■ Your task
Find the lines that hold the word "settings" and return them.

*** The records

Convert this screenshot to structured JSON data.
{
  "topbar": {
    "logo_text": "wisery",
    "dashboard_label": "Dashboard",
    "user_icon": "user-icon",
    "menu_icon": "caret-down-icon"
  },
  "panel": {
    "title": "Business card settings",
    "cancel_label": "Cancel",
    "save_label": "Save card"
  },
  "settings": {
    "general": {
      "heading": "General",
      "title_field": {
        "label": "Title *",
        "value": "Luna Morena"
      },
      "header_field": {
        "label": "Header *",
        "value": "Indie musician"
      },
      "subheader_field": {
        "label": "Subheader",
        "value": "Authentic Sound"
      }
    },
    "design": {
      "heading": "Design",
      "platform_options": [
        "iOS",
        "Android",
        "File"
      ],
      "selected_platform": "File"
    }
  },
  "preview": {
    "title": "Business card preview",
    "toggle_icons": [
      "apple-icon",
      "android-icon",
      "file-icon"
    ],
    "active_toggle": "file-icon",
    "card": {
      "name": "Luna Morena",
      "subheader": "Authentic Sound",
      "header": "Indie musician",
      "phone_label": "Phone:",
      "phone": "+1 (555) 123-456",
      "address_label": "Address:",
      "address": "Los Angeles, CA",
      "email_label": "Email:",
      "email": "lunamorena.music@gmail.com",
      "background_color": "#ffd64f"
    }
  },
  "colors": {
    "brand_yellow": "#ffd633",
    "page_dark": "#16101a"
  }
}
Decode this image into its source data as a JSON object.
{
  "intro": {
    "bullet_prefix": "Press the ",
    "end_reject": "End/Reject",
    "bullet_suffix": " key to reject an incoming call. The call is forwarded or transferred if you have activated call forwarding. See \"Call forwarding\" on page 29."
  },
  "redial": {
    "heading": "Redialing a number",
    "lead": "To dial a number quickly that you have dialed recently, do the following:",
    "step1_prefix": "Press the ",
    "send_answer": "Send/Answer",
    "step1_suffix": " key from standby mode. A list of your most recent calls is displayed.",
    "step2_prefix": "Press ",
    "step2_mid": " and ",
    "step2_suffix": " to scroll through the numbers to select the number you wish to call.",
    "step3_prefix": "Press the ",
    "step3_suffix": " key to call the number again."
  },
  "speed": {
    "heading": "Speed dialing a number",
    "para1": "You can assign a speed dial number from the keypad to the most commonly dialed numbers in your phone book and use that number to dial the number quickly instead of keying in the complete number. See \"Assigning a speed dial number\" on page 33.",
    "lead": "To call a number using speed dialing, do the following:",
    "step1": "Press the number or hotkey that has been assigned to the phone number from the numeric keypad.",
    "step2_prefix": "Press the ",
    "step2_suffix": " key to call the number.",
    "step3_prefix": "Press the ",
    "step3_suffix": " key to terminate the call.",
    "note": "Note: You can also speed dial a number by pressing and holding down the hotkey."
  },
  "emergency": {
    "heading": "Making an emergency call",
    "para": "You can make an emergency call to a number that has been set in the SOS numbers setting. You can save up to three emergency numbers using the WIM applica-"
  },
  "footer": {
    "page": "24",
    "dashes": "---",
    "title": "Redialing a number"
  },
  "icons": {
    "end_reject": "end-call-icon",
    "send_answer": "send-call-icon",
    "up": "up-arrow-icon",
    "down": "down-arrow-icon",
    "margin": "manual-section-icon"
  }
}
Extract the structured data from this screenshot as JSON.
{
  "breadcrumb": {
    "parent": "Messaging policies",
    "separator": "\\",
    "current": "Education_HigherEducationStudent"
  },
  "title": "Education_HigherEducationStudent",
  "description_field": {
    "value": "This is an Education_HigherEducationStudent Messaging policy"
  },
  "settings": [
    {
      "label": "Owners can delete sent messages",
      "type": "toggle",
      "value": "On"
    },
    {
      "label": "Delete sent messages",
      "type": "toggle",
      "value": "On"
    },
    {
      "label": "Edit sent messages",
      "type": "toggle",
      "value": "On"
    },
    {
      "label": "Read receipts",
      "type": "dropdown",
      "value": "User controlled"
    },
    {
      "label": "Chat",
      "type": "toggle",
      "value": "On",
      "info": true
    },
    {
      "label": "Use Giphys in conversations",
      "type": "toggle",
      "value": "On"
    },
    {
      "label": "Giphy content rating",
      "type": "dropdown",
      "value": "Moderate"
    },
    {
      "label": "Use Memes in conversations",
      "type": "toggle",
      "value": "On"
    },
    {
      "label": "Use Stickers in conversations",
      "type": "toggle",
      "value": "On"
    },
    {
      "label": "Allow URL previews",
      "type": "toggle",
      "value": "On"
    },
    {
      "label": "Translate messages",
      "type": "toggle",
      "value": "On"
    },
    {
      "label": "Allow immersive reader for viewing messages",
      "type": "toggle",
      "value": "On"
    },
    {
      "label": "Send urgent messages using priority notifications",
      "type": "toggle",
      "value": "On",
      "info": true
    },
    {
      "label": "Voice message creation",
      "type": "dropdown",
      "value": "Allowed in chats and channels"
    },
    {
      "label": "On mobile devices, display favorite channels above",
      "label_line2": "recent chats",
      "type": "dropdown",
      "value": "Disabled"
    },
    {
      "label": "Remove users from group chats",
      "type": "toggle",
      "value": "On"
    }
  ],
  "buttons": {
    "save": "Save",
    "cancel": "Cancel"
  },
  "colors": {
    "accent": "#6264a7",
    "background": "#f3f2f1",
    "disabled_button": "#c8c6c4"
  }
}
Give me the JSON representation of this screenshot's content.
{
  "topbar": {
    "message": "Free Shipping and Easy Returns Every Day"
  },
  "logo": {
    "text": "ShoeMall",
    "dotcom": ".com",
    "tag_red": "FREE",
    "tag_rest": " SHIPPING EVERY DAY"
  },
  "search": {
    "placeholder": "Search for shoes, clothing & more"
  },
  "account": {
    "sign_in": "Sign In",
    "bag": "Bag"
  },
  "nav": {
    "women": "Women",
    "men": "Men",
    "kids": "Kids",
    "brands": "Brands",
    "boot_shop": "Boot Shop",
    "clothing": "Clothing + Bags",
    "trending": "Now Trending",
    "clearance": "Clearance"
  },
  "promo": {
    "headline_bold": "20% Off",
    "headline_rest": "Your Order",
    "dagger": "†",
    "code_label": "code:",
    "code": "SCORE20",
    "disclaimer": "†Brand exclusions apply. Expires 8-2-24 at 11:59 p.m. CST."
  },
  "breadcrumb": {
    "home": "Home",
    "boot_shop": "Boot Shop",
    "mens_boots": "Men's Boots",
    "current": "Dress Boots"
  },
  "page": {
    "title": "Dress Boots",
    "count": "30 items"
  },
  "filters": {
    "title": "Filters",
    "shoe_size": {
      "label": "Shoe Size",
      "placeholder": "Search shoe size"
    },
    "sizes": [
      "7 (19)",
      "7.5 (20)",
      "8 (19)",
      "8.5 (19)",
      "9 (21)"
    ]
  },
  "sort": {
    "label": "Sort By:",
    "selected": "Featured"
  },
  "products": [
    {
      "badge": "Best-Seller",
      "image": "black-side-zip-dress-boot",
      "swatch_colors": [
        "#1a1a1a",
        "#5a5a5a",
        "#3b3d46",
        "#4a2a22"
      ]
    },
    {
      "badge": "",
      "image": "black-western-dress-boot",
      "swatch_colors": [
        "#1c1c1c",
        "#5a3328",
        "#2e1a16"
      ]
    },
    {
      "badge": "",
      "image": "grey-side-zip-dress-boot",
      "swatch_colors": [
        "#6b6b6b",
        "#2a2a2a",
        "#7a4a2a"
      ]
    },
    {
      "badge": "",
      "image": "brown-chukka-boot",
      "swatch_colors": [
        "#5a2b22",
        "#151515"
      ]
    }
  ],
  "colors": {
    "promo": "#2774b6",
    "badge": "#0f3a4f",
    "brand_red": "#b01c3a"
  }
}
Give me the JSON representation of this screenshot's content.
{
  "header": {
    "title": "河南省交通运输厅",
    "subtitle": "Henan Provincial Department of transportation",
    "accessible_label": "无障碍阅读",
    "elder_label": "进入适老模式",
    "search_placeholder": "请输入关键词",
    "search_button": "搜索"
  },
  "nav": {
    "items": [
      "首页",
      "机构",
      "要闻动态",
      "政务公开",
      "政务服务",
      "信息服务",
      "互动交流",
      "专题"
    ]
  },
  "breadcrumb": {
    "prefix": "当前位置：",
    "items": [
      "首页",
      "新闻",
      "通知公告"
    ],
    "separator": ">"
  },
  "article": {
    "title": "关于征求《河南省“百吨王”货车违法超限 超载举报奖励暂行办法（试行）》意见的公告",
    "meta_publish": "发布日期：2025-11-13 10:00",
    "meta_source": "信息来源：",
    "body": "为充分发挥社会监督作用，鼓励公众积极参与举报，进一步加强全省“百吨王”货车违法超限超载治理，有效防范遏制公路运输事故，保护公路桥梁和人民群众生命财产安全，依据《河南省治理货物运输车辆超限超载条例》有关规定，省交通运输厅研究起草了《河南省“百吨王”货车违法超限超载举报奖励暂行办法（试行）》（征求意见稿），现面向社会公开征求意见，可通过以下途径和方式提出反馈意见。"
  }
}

******

■ Written reply
    "title": "Business card settings",
  "settings": {
  "settings": [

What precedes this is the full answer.